» WHAT IS REQUIRED:
From the listing below, return each line that includes "parcela".

» GIVEN ENTRIES:
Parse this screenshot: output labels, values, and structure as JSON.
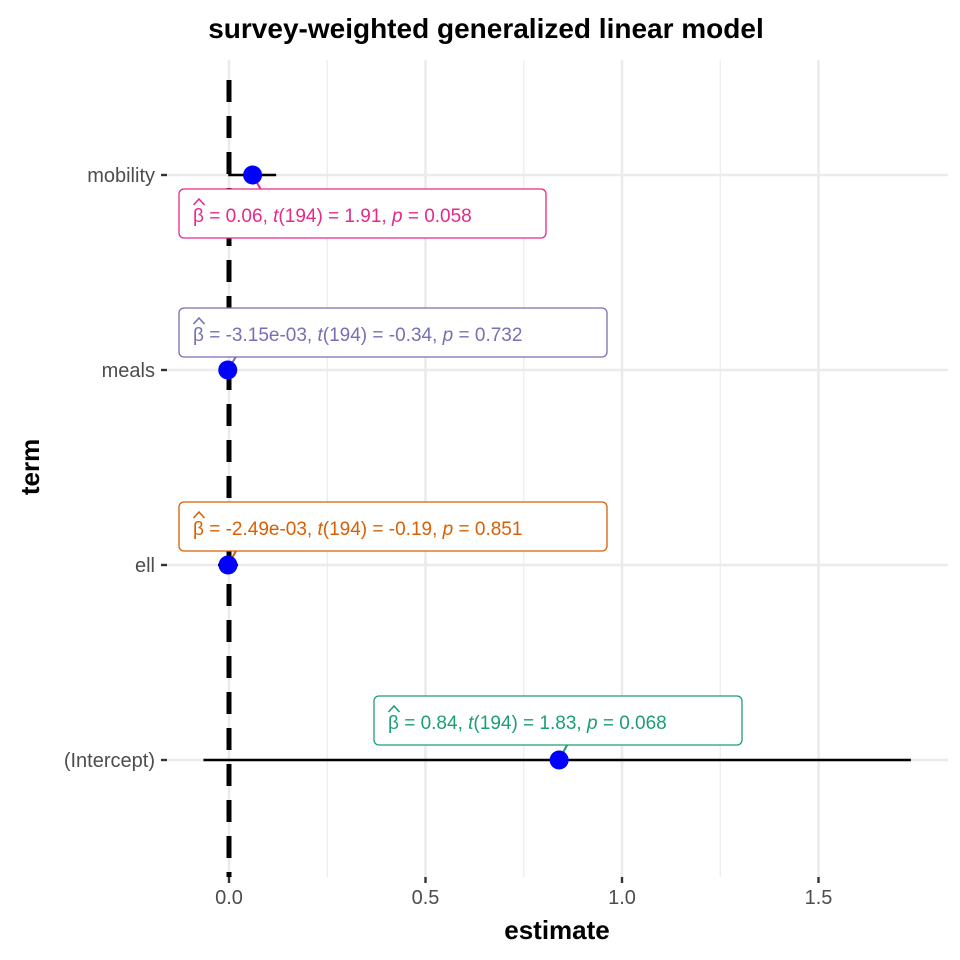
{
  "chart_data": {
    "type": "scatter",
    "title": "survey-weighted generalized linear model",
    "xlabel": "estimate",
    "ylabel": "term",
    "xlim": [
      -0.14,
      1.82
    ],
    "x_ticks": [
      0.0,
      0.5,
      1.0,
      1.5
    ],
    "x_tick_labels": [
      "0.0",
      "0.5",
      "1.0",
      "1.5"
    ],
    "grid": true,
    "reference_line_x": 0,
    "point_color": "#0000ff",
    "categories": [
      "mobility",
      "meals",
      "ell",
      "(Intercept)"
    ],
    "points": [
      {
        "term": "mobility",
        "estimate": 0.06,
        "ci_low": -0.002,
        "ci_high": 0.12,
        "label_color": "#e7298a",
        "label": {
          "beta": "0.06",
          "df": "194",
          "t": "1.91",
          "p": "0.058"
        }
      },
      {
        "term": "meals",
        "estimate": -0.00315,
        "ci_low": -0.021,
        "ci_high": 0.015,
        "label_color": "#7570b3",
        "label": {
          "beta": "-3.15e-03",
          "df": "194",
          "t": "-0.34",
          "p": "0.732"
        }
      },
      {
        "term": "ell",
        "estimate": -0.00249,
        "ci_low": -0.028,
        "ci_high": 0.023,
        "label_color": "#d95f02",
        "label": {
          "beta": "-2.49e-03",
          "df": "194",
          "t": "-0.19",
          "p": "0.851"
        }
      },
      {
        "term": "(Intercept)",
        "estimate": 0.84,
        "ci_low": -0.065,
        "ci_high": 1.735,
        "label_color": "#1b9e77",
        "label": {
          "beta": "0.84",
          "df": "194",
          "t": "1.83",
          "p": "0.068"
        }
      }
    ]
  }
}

...

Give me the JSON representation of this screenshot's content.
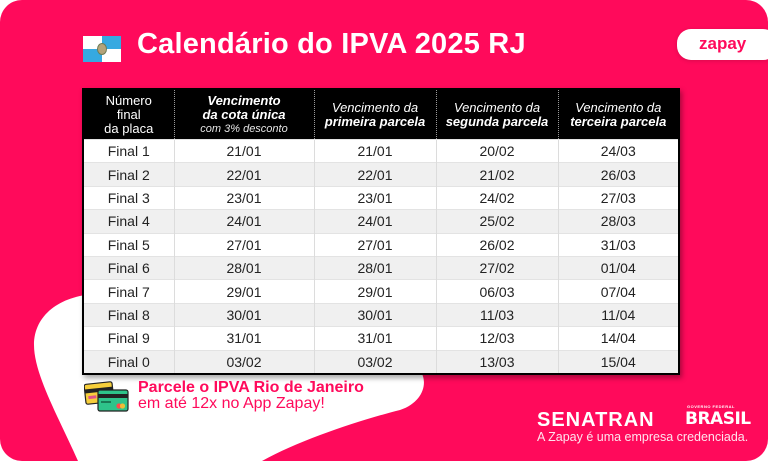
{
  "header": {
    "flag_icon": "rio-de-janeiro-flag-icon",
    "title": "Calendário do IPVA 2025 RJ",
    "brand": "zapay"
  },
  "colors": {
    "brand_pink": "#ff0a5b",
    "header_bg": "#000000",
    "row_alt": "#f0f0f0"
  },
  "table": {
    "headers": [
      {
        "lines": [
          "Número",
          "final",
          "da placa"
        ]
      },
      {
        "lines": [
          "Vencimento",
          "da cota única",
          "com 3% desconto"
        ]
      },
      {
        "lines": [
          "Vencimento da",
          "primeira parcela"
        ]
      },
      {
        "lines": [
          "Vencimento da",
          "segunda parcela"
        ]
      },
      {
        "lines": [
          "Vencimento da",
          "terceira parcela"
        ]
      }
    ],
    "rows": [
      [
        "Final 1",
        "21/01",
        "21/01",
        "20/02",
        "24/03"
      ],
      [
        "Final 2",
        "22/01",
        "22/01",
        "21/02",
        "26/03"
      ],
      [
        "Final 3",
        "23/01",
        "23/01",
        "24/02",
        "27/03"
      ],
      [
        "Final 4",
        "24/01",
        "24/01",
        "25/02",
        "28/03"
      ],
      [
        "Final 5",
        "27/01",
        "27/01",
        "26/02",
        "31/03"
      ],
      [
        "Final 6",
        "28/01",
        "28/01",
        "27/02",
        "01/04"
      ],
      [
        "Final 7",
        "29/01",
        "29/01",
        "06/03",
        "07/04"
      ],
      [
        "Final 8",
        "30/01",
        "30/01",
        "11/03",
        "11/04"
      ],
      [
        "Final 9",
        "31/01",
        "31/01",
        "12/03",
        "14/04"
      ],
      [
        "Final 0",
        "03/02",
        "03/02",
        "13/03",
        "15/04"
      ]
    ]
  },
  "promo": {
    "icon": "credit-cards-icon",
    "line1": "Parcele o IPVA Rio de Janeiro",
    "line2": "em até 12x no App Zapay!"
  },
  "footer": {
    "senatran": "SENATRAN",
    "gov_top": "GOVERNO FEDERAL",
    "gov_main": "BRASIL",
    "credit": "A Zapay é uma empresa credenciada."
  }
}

» RESULT OF THIS TASK:
          "primeira parcela"
          "segunda parcela"
          "terceira parcela"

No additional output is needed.